## Start

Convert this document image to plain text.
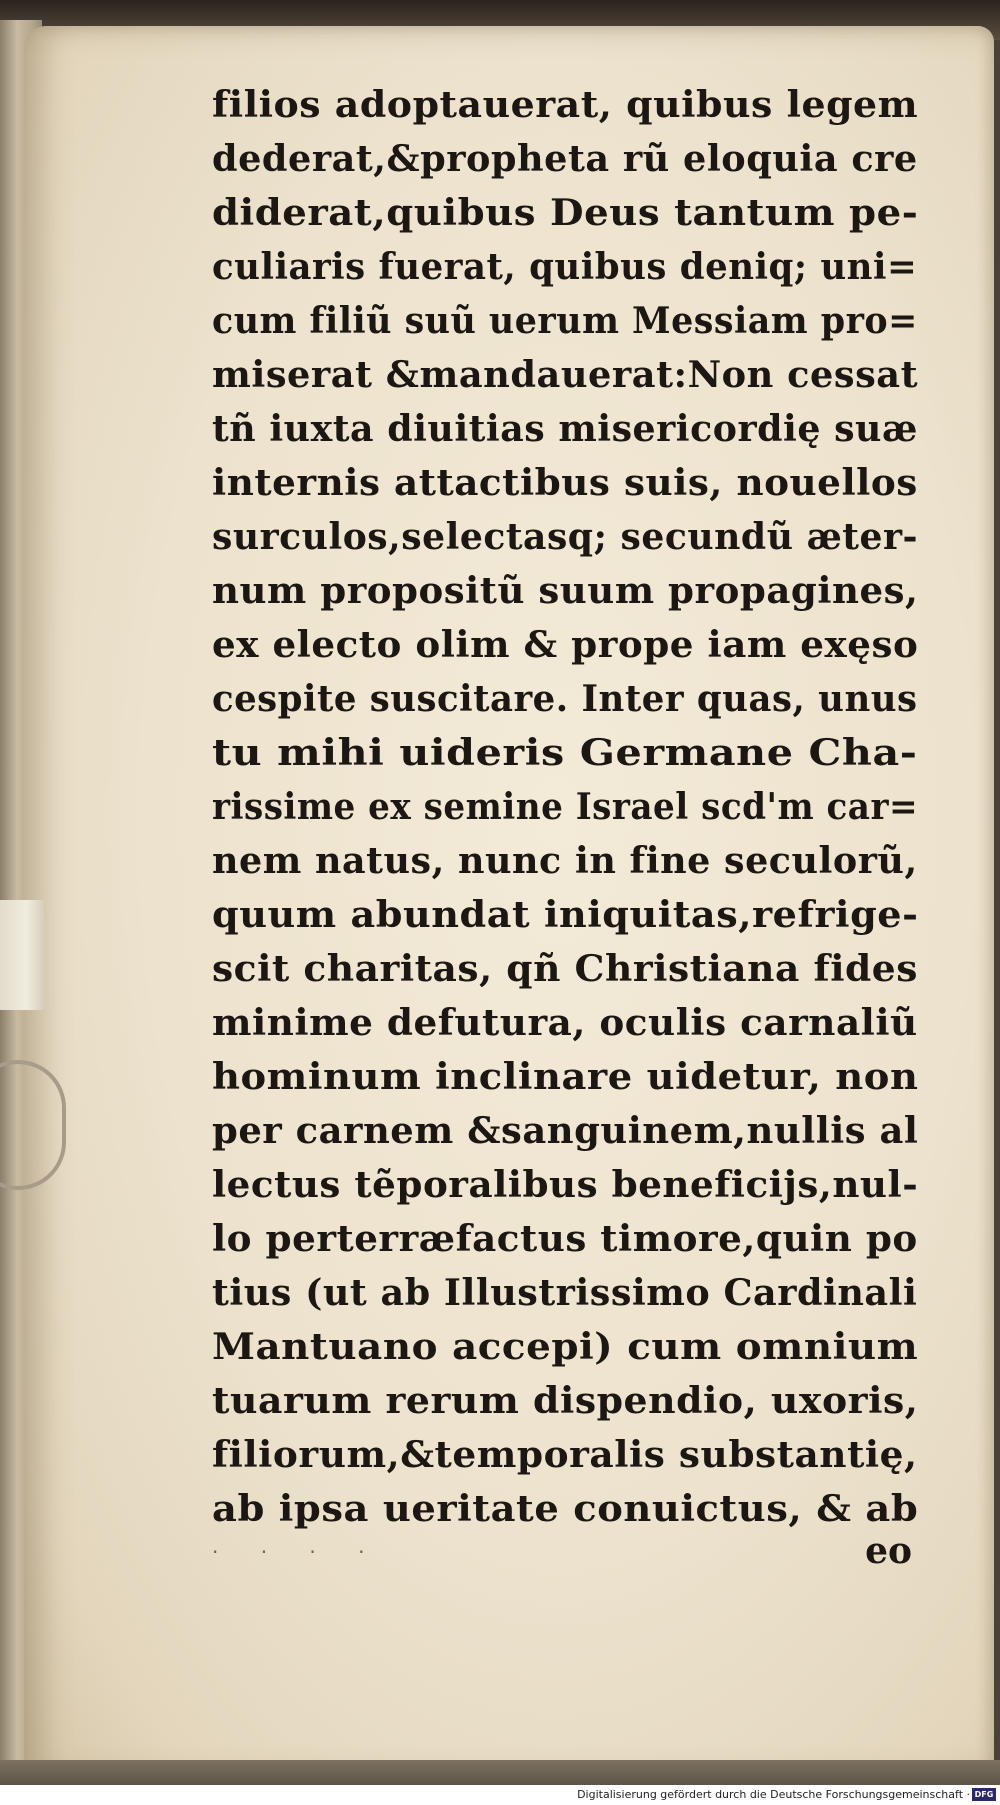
filios adoptauerat, quibus legem
dederat,&propheta rũ eloquia cre
diderat,quibus Deus tantum pe-
culiaris fuerat, quibus deniq; uni=
cum filiũ suũ uerum Messiam pro=
miserat &mandauerat:Non cessat
tñ iuxta diuitias misericordię suæ
internis attactibus suis, nouellos
surculos,selectasq; secundũ æter-
num propositũ suum propagines,
ex electo olim & prope iam exęso
cespite suscitare. Inter quas, unus
tu mihi uideris Germane Cha-
rissime ex semine Israel scd'm car=
nem natus, nunc in fine seculorũ,
quum abundat iniquitas,refrige-
scit charitas, qñ Christiana fides
minime defutura, oculis carnaliũ
hominum inclinare uidetur, non
per carnem &sanguinem,nullis al
lectus tẽporalibus beneficijs,nul-
lo perterræfactus timore,quin po
tius (ut ab Illustrissimo Cardinali
Mantuano accepi) cum omnium
tuarum rerum dispendio, uxoris,
filiorum,&temporalis substantię,
ab ipsa ueritate conuictus, & ab
· · · ·	eo
Digitalisierung gefördert durch die Deutsche Forschungsgemeinschaft · DFG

## End

Can you repeat every record above exactly, apart from the pictures?

(Correct answer):
Convert this document image to plain text.
filios adoptauerat, quibus legem
dederat,&propheta rũ eloquia cre
diderat,quibus Deus tantum pe-
culiaris fuerat, quibus deniq; uni=
cum filiũ suũ uerum Messiam pro=
miserat &mandauerat:Non cessat
tñ iuxta diuitias misericordię suæ
internis attactibus suis, nouellos
surculos,selectasq; secundũ æter-
num propositũ suum propagines,
ex electo olim & prope iam exęso
cespite suscitare. Inter quas, unus
tu mihi uideris Germane Cha-
rissime ex semine Israel scd'm car=
nem natus, nunc in fine seculorũ,
quum abundat iniquitas,refrige-
scit charitas, qñ Christiana fides
minime defutura, oculis carnaliũ
hominum inclinare uidetur, non
per carnem &sanguinem,nullis al
lectus tẽporalibus beneficijs,nul-
lo perterræfactus timore,quin po
tius (ut ab Illustrissimo Cardinali
Mantuano accepi) cum omnium
tuarum rerum dispendio, uxoris,
filiorum,&temporalis substantię,
ab ipsa ueritate conuictus, & ab
· · · ·	eo
Digitalisierung gefördert durch die Deutsche Forschungsgemeinschaft · DFG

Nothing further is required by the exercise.